··· Text excerpt

Ward Hayden and the Outliers, formerly known as Girls, Guns and Glory (GGG), is a band from Boston, Massachusetts. They currently release music independently but formerly had signed with Lonesome Day Records and released albums with Sony RED, MRI and Dry Lightning Records in the US, as well as through Proper in the UK and Rough Trade in Europe. Their music is a mix of old school country, early rock 'n' roll, blues, and country rock. Inspiration is taken from Hank Williams, Johnny Cash and Johnny Horton classics. Ward Hayden and the Outliers has garnered seven Boston Music Awards (BMA). They were the 2011 winner of the BMA for "Americana Artist of the Year", and were nominated in the "Live Artist of the Year" category. They were also the 2019 winner of the BMA for "Country Artist of the Year". The band is popular throughout Europe and Scandinavia and has toured there for several years. Their 2016 album Love and Protest was a top 5 album in Norway and peaked at #1 on the Norway country album charts.

The band has released seven studio albums and a live album, the two most recent being Can’t Judge a Book (2019) and Free Country (2021). Two more studio albums and one more live album are currently in the works for 2023 and 2024, including the studio album South Shore, set for release in early 2023.

History 

The band was formed in 2005 by vocalist/rhythm guitarist Ward Hayden and bassist Bruce Beagley, joined shortly afterward by lead guitarist Colin Toomey and drummer John Graham. Colt Thompson replaced Toomey in 2007. 2008 led to the bands third studio recording and their first Top 10 album "Inverted Valentine", which peaked at #8 on the Americana Music Association (AMA) Chart. It was the highest charting album by an Independent band that year and led to the band being courted by numerous Major and Independent record labels in the US and Europe.

······

#### Directives
1. Answer these from the text on Ward Hayden and the Outliers:
(a) How many Boston Music Awards has the band won?
(b) Which studio album is set for release in early 2023?
(c) Who replaced Colin Toomey in 2007?
2. Turn the paragraph of the Ward Hayden and the Outliers text that begins "The band was formed in 2005" into a short bulleted list that keeps its main facts.
3. Extend the text on Ward Hayden and the Outliers by a paragraph, picking up right after its final sentence.
The material after this text plays no part in any task.

··· Available data

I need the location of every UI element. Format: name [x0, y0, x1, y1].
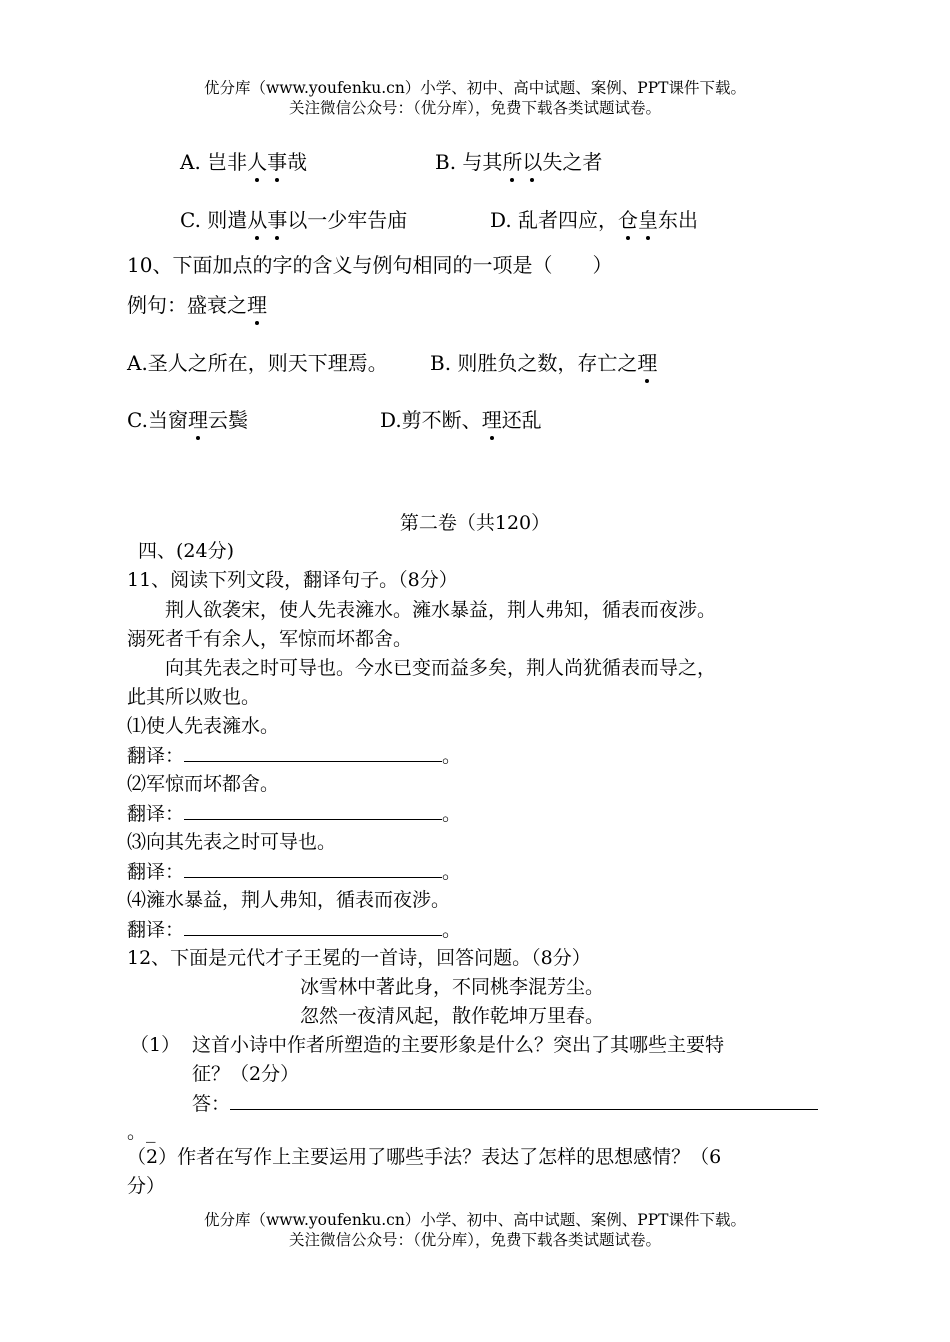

······

#### Task responses
1.
(a) Seven
(b) South Shore
(c) Colt Thompson

2.
- Formed in 2005 by vocalist/rhythm guitarist Ward Hayden and bassist Bruce Beagley
- Joined shortly afterward by lead guitarist Colin Toomey and drummer John Graham
- Colt Thompson replaced Toomey in 2007
- 2008: third studio recording, "Inverted Valentine," became the band's first Top 10 album, peaking at #8 on the Americana Music Association (AMA) Chart
- Highest-charting album by an independent band that year, drawing interest from numerous major and independent record labels in the US and Europe

3.
After re-releasing "Inverted Valentine" with label support in 2009, the band embarked on two years of non-stop touring, racking up close to 200 shows a year in 2009 and 2010. During this time the band toured with Yarn, Lake Street Dive, Della Mae, Bill Kirchen, Eilen Jewell, Bobby Bare Jr, Trampled By Turtles, Drag The River, and Slim Cessna's Auto Club.

By 2010, Hayden was the sole original member left in the band, with Boston-based guitarist Chris Hersch and bassist Paul Dilley joining. A second guitarist, Joe Keffler, also toured with the band in 2010. By 2012, Josh Kiggans became the band's third drummer replacing Michael Calabrese, also of the Boston-based band Lake Street Dive. In 2014, Rolling Stone included the band in its list of the top 10 new country artists that fall.  Rolling Stone also reviewed the band's live Hank Williams tribute album.

Their third album, 2011's Sweet Nothings featured a collaboration (the song "1000 Times") with local Massachusetts alternative country musician Sarah Borges. In 2011, the band opened for Wanda Jackson.

In 2016, Hersch left the band and was replaced later that year by Cody Nilsen. Also in 2016, the band decided to release new music independently, beginning with the album Love and Protest. The album featured local Massachusetts sideman Duke Levine as guest lead guitarist because it was recorded between Hersch's departure and Nilsen's arrival.   The band also featured a touring lead guitarist during this time. After Nilsen joined the band, they opened for NRBQ.

In 2018, the band dropped the name Girls, Guns and Glory because of the polarizing issue of gun control in the United States.  Also in 2018, the band opened for The Oak Ridge Boys, Marty Stuart & His Fabulous Superlatives, Los Lobos, and Dwight Yoakam.

Their seventh studio album, Can't Judge A Book, mostly featuring covers, some of which were re-imagined by the band, has recently been released. Also in 2019, the band opened for Midland.

In 2021, the band opened for Los Lobos for a second time.

In 2023, while Nilsen worked as a guitar tech for the Dropkick Murphys, Ryan Hommel temporarily sat in with the band on lead guitar.  In early 2023, the band's next studio album, South Shore, will be released, with another studio album and another Hank Williams tribute live album scheduled to follow later in 2023 and in 2024.

Members

Current members
 Ward Hayden — lead vocals, rhythm guitar, double bass, drums (2005–present)
 Josh Kiggans — drums, mandolin, percussion, piano, vocals (2012–present)
 Cody Nilsen — vocals, lead guitar, pedal steel guitar, dobro, slide guitar, baritone guitar (2016–present)
 Greg Hall – vocals, bass (2020–present)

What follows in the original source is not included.